-- begin Material supplied --
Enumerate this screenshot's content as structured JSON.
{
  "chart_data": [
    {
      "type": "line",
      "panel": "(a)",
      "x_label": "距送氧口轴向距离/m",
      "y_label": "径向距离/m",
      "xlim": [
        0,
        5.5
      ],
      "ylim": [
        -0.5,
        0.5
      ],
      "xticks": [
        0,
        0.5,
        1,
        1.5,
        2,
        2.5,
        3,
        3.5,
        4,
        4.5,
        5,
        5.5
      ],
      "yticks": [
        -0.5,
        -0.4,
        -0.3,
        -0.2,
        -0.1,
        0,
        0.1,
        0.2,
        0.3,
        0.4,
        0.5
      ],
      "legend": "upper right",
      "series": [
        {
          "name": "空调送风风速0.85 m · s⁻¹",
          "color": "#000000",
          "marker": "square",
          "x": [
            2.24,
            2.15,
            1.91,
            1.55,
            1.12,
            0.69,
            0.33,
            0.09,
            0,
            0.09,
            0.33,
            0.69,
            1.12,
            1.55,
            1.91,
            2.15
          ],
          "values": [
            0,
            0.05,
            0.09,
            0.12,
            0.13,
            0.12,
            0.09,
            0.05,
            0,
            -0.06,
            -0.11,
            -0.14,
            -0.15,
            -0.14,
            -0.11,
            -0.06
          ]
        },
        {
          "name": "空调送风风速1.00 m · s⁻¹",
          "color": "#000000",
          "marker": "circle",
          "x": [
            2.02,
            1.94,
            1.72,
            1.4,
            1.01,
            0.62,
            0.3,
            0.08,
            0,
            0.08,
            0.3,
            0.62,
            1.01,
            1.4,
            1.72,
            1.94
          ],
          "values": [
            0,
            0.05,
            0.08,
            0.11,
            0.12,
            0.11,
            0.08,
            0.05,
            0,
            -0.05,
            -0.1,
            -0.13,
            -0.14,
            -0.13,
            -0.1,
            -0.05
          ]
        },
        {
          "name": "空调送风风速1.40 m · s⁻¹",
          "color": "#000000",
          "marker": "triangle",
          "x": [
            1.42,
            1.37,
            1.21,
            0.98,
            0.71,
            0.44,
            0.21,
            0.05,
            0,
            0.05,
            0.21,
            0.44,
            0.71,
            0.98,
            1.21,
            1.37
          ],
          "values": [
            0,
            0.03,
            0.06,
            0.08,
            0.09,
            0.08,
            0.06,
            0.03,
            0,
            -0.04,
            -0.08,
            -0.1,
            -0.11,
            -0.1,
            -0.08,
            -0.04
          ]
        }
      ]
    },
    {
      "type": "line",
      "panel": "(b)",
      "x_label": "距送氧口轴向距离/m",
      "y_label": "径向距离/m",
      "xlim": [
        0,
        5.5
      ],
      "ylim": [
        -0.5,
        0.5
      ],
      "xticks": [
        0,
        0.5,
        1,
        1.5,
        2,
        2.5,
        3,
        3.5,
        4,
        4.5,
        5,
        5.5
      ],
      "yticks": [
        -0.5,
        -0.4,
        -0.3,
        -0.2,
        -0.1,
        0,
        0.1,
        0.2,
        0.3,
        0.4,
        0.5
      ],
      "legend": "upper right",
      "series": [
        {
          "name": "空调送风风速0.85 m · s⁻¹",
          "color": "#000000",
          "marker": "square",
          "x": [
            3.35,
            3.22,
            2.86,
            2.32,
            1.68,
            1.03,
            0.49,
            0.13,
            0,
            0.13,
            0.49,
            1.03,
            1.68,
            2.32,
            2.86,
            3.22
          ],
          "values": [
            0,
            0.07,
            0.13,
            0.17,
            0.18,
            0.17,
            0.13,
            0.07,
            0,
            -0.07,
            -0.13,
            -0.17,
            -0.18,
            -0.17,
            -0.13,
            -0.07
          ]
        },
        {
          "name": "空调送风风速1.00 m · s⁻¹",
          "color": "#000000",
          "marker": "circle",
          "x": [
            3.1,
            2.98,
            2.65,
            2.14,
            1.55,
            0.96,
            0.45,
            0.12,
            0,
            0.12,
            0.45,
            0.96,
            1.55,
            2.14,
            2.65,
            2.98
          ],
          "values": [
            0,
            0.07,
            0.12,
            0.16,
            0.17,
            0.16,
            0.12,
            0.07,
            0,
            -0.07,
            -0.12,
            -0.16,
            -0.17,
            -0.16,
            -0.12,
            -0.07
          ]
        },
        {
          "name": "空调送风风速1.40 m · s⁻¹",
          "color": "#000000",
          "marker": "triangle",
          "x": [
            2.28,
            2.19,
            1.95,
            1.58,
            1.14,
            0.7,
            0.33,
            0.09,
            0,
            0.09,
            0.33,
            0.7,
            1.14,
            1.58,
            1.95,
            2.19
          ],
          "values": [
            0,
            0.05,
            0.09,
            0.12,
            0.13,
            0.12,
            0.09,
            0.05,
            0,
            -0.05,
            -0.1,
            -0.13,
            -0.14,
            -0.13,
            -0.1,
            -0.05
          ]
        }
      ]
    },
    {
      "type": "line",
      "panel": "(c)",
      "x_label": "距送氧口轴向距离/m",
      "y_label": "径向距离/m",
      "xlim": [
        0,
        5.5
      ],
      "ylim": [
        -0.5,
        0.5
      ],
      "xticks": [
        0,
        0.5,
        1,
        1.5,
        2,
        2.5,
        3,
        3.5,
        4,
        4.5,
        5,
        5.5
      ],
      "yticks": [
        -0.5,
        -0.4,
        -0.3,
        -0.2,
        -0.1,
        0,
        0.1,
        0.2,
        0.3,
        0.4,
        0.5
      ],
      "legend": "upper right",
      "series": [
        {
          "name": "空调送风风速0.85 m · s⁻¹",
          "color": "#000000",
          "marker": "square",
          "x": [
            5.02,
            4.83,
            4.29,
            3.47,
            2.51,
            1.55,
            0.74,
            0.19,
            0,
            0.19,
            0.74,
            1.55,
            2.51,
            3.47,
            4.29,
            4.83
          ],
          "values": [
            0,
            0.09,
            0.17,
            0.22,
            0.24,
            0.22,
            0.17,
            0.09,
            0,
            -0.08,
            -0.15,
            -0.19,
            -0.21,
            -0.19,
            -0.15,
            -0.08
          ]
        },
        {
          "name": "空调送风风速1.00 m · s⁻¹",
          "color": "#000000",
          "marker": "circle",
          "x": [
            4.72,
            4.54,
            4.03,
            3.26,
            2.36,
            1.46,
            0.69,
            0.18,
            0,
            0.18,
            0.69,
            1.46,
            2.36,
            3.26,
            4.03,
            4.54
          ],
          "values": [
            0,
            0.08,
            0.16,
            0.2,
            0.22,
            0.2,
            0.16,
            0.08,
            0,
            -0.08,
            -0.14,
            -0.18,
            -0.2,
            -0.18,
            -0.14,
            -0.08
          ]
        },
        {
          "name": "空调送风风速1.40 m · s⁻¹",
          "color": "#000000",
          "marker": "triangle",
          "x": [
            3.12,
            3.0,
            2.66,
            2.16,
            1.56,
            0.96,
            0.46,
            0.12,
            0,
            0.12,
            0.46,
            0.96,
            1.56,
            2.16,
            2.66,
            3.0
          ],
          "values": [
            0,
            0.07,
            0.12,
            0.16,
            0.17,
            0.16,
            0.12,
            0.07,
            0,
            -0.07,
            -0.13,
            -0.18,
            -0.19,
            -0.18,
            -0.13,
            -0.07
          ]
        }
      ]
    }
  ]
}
-- end Material supplied --
## Work to be completed
Take the listing above and set it down exactly.

## Written solution
Enumerate this screenshot's content as structured JSON.
{
  "chart_data": [
    {
      "type": "line",
      "panel": "(a)",
      "x_label": "距送氧口轴向距离/m",
      "y_label": "径向距离/m",
      "xlim": [
        0,
        5.5
      ],
      "ylim": [
        -0.5,
        0.5
      ],
      "xticks": [
        0,
        0.5,
        1,
        1.5,
        2,
        2.5,
        3,
        3.5,
        4,
        4.5,
        5,
        5.5
      ],
      "yticks": [
        -0.5,
        -0.4,
        -0.3,
        -0.2,
        -0.1,
        0,
        0.1,
        0.2,
        0.3,
        0.4,
        0.5
      ],
      "legend": "upper right",
      "series": [
        {
          "name": "空调送风风速0.85 m · s⁻¹",
          "color": "#000000",
          "marker": "square",
          "x": [
            2.24,
            2.15,
            1.91,
            1.55,
            1.12,
            0.69,
            0.33,
            0.09,
            0,
            0.09,
            0.33,
            0.69,
            1.12,
            1.55,
            1.91,
            2.15
          ],
          "values": [
            0,
            0.05,
            0.09,
            0.12,
            0.13,
            0.12,
            0.09,
            0.05,
            0,
            -0.06,
            -0.11,
            -0.14,
            -0.15,
            -0.14,
            -0.11,
            -0.06
          ]
        },
        {
          "name": "空调送风风速1.00 m · s⁻¹",
          "color": "#000000",
          "marker": "circle",
          "x": [
            2.02,
            1.94,
            1.72,
            1.4,
            1.01,
            0.62,
            0.3,
            0.08,
            0,
            0.08,
            0.3,
            0.62,
            1.01,
            1.4,
            1.72,
            1.94
          ],
          "values": [
            0,
            0.05,
            0.08,
            0.11,
            0.12,
            0.11,
            0.08,
            0.05,
            0,
            -0.05,
            -0.1,
            -0.13,
            -0.14,
            -0.13,
            -0.1,
            -0.05
          ]
        },
        {
          "name": "空调送风风速1.40 m · s⁻¹",
          "color": "#000000",
          "marker": "triangle",
          "x": [
            1.42,
            1.37,
            1.21,
            0.98,
            0.71,
            0.44,
            0.21,
            0.05,
            0,
            0.05,
            0.21,
            0.44,
            0.71,
            0.98,
            1.21,
            1.37
          ],
          "values": [
            0,
            0.03,
            0.06,
            0.08,
            0.09,
            0.08,
            0.06,
            0.03,
            0,
            -0.04,
            -0.08,
            -0.1,
            -0.11,
            -0.1,
            -0.08,
            -0.04
          ]
        }
      ]
    },
    {
      "type": "line",
      "panel": "(b)",
      "x_label": "距送氧口轴向距离/m",
      "y_label": "径向距离/m",
      "xlim": [
        0,
        5.5
      ],
      "ylim": [
        -0.5,
        0.5
      ],
      "xticks": [
        0,
        0.5,
        1,
        1.5,
        2,
        2.5,
        3,
        3.5,
        4,
        4.5,
        5,
        5.5
      ],
      "yticks": [
        -0.5,
        -0.4,
        -0.3,
        -0.2,
        -0.1,
        0,
        0.1,
        0.2,
        0.3,
        0.4,
        0.5
      ],
      "legend": "upper right",
      "series": [
        {
          "name": "空调送风风速0.85 m · s⁻¹",
          "color": "#000000",
          "marker": "square",
          "x": [
            3.35,
            3.22,
            2.86,
            2.32,
            1.68,
            1.03,
            0.49,
            0.13,
            0,
            0.13,
            0.49,
            1.03,
            1.68,
            2.32,
            2.86,
            3.22
          ],
          "values": [
            0,
            0.07,
            0.13,
            0.17,
            0.18,
            0.17,
            0.13,
            0.07,
            0,
            -0.07,
            -0.13,
            -0.17,
            -0.18,
            -0.17,
            -0.13,
            -0.07
          ]
        },
        {
          "name": "空调送风风速1.00 m · s⁻¹",
          "color": "#000000",
          "marker": "circle",
          "x": [
            3.1,
            2.98,
            2.65,
            2.14,
            1.55,
            0.96,
            0.45,
            0.12,
            0,
            0.12,
            0.45,
            0.96,
            1.55,
            2.14,
            2.65,
            2.98
          ],
          "values": [
            0,
            0.07,
            0.12,
            0.16,
            0.17,
            0.16,
            0.12,
            0.07,
            0,
            -0.07,
            -0.12,
            -0.16,
            -0.17,
            -0.16,
            -0.12,
            -0.07
          ]
        },
        {
          "name": "空调送风风速1.40 m · s⁻¹",
          "color": "#000000",
          "marker": "triangle",
          "x": [
            2.28,
            2.19,
            1.95,
            1.58,
            1.14,
            0.7,
            0.33,
            0.09,
            0,
            0.09,
            0.33,
            0.7,
            1.14,
            1.58,
            1.95,
            2.19
          ],
          "values": [
            0,
            0.05,
            0.09,
            0.12,
            0.13,
            0.12,
            0.09,
            0.05,
            0,
            -0.05,
            -0.1,
            -0.13,
            -0.14,
            -0.13,
            -0.1,
            -0.05
          ]
        }
      ]
    },
    {
      "type": "line",
      "panel": "(c)",
      "x_label": "距送氧口轴向距离/m",
      "y_label": "径向距离/m",
      "xlim": [
        0,
        5.5
      ],
      "ylim": [
        -0.5,
        0.5
      ],
      "xticks": [
        0,
        0.5,
        1,
        1.5,
        2,
        2.5,
        3,
        3.5,
        4,
        4.5,
        5,
        5.5
      ],
      "yticks": [
        -0.5,
        -0.4,
        -0.3,
        -0.2,
        -0.1,
        0,
        0.1,
        0.2,
        0.3,
        0.4,
        0.5
      ],
      "legend": "upper right",
      "series": [
        {
          "name": "空调送风风速0.85 m · s⁻¹",
          "color": "#000000",
          "marker": "square",
          "x": [
            5.02,
            4.83,
            4.29,
            3.47,
            2.51,
            1.55,
            0.74,
            0.19,
            0,
            0.19,
            0.74,
            1.55,
            2.51,
            3.47,
            4.29,
            4.83
          ],
          "values": [
            0,
            0.09,
            0.17,
            0.22,
            0.24,
            0.22,
            0.17,
            0.09,
            0,
            -0.08,
            -0.15,
            -0.19,
            -0.21,
            -0.19,
            -0.15,
            -0.08
          ]
        },
        {
          "name": "空调送风风速1.00 m · s⁻¹",
          "color": "#000000",
          "marker": "circle",
          "x": [
            4.72,
            4.54,
            4.03,
            3.26,
            2.36,
            1.46,
            0.69,
            0.18,
            0,
            0.18,
            0.69,
            1.46,
            2.36,
            3.26,
            4.03,
            4.54
          ],
          "values": [
            0,
            0.08,
            0.16,
            0.2,
            0.22,
            0.2,
            0.16,
            0.08,
            0,
            -0.08,
            -0.14,
            -0.18,
            -0.2,
            -0.18,
            -0.14,
            -0.08
          ]
        },
        {
          "name": "空调送风风速1.40 m · s⁻¹",
          "color": "#000000",
          "marker": "triangle",
          "x": [
            3.12,
            3.0,
            2.66,
            2.16,
            1.56,
            0.96,
            0.46,
            0.12,
            0,
            0.12,
            0.46,
            0.96,
            1.56,
            2.16,
            2.66,
            3.0
          ],
          "values": [
            0,
            0.07,
            0.12,
            0.16,
            0.17,
            0.16,
            0.12,
            0.07,
            0,
            -0.07,
            -0.13,
            -0.18,
            -0.19,
            -0.18,
            -0.13,
            -0.07
          ]
        }
      ]
    }
  ]
}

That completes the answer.